**Written task:**
All entries should be output exactly as they stand.

Dataset items:
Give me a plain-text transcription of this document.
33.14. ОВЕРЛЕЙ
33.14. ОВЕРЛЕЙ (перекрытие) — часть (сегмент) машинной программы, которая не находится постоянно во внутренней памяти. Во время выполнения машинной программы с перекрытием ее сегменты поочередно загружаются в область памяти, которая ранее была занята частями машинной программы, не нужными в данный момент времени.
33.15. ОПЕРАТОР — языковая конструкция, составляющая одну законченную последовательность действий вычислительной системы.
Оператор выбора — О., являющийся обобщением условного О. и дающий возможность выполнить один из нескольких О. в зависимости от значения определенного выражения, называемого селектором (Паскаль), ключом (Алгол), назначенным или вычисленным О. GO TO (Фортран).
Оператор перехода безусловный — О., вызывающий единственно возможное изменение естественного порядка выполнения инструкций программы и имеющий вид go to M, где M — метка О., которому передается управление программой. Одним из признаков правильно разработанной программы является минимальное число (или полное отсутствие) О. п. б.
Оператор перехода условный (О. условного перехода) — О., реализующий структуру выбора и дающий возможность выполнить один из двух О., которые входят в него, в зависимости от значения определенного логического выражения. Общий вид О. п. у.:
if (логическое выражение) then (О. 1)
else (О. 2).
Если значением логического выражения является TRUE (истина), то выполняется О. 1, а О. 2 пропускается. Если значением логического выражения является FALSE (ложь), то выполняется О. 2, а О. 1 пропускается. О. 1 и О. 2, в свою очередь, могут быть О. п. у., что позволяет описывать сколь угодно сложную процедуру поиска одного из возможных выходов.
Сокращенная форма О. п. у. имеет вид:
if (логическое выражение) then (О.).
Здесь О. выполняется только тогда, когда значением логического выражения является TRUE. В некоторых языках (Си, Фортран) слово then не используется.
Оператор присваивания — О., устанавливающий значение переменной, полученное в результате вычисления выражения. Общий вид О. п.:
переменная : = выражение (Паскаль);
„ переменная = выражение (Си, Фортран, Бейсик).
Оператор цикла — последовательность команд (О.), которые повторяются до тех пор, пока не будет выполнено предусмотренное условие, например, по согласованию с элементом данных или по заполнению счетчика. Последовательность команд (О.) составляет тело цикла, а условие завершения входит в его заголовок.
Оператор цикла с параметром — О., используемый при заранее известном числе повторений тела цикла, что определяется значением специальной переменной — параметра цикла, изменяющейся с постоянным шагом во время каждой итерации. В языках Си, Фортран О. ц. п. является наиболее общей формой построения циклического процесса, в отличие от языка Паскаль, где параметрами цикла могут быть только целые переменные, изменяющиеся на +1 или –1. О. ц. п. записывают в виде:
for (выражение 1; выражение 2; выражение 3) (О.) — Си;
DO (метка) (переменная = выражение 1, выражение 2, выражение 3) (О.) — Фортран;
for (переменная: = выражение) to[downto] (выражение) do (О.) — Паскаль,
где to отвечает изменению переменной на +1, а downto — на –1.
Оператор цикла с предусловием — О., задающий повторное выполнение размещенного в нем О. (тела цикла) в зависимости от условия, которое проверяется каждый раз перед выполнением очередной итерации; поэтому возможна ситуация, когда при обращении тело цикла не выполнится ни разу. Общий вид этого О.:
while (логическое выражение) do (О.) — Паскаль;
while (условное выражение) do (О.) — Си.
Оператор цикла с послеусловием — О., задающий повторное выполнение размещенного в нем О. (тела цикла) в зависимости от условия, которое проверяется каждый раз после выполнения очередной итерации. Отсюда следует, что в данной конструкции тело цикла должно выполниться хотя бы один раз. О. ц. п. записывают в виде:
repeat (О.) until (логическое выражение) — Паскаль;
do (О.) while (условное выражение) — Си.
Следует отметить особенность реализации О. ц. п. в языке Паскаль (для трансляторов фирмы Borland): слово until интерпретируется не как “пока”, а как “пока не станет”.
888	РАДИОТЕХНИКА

**Problem solution:**
Give me a plain-text transcription of this document.
33.14. ОВЕРЛЕЙ
33.14. ОВЕРЛЕЙ (перекрытие) — часть (сегмент) машинной программы, которая не находится постоянно во внутренней памяти. Во время выполнения машинной программы с перекрытием ее сегменты поочередно загружаются в область памяти, которая ранее была занята частями машинной программы, не нужными в данный момент времени.
33.15. ОПЕРАТОР — языковая конструкция, составляющая одну законченную последовательность действий вычислительной системы.
Оператор выбора — О., являющийся обобщением условного О. и дающий возможность выполнить один из нескольких О. в зависимости от значения определенного выражения, называемого селектором (Паскаль), ключом (Алгол), назначенным или вычисленным О. GO TO (Фортран).
Оператор перехода безусловный — О., вызывающий единственно возможное изменение естественного порядка выполнения инструкций программы и имеющий вид go to M, где M — метка О., которому передается управление программой. Одним из признаков правильно разработанной программы является минимальное число (или полное отсутствие) О. п. б.
Оператор перехода условный (О. условного перехода) — О., реализующий структуру выбора и дающий возможность выполнить один из двух О., которые входят в него, в зависимости от значения определенного логического выражения. Общий вид О. п. у.:
if (логическое выражение) then (О. 1)
else (О. 2).
Если значением логического выражения является TRUE (истина), то выполняется О. 1, а О. 2 пропускается. Если значением логического выражения является FALSE (ложь), то выполняется О. 2, а О. 1 пропускается. О. 1 и О. 2, в свою очередь, могут быть О. п. у., что позволяет описывать сколь угодно сложную процедуру поиска одного из возможных выходов.
Сокращенная форма О. п. у. имеет вид:
if (логическое выражение) then (О.).
Здесь О. выполняется только тогда, когда значением логического выражения является TRUE. В некоторых языках (Си, Фортран) слово then не используется.
Оператор присваивания — О., устанавливающий значение переменной, полученное в результате вычисления выражения. Общий вид О. п.:
переменная : = выражение (Паскаль);
„ переменная = выражение (Си, Фортран, Бейсик).
Оператор цикла — последовательность команд (О.), которые повторяются до тех пор, пока не будет выполнено предусмотренное условие, например, по согласованию с элементом данных или по заполнению счетчика. Последовательность команд (О.) составляет тело цикла, а условие завершения входит в его заголовок.
Оператор цикла с параметром — О., используемый при заранее известном числе повторений тела цикла, что определяется значением специальной переменной — параметра цикла, изменяющейся с постоянным шагом во время каждой итерации. В языках Си, Фортран О. ц. п. является наиболее общей формой построения циклического процесса, в отличие от языка Паскаль, где параметрами цикла могут быть только целые переменные, изменяющиеся на +1 или –1. О. ц. п. записывают в виде:
for (выражение 1; выражение 2; выражение 3) (О.) — Си;
DO (метка) (переменная = выражение 1, выражение 2, выражение 3) (О.) — Фортран;
for (переменная: = выражение) to[downto] (выражение) do (О.) — Паскаль,
где to отвечает изменению переменной на +1, а downto — на –1.
Оператор цикла с предусловием — О., задающий повторное выполнение размещенного в нем О. (тела цикла) в зависимости от условия, которое проверяется каждый раз перед выполнением очередной итерации; поэтому возможна ситуация, когда при обращении тело цикла не выполнится ни разу. Общий вид этого О.:
while (логическое выражение) do (О.) — Паскаль;
while (условное выражение) do (О.) — Си.
Оператор цикла с послеусловием — О., задающий повторное выполнение размещенного в нем О. (тела цикла) в зависимости от условия, которое проверяется каждый раз после выполнения очередной итерации. Отсюда следует, что в данной конструкции тело цикла должно выполниться хотя бы один раз. О. ц. п. записывают в виде:
repeat (О.) until (логическое выражение) — Паскаль;
do (О.) while (условное выражение) — Си.
Следует отметить особенность реализации О. ц. п. в языке Паскаль (для трансляторов фирмы Borland): слово until интерпретируется не как “пока”, а как “пока не станет”.
888	РАДИОТЕХНИКА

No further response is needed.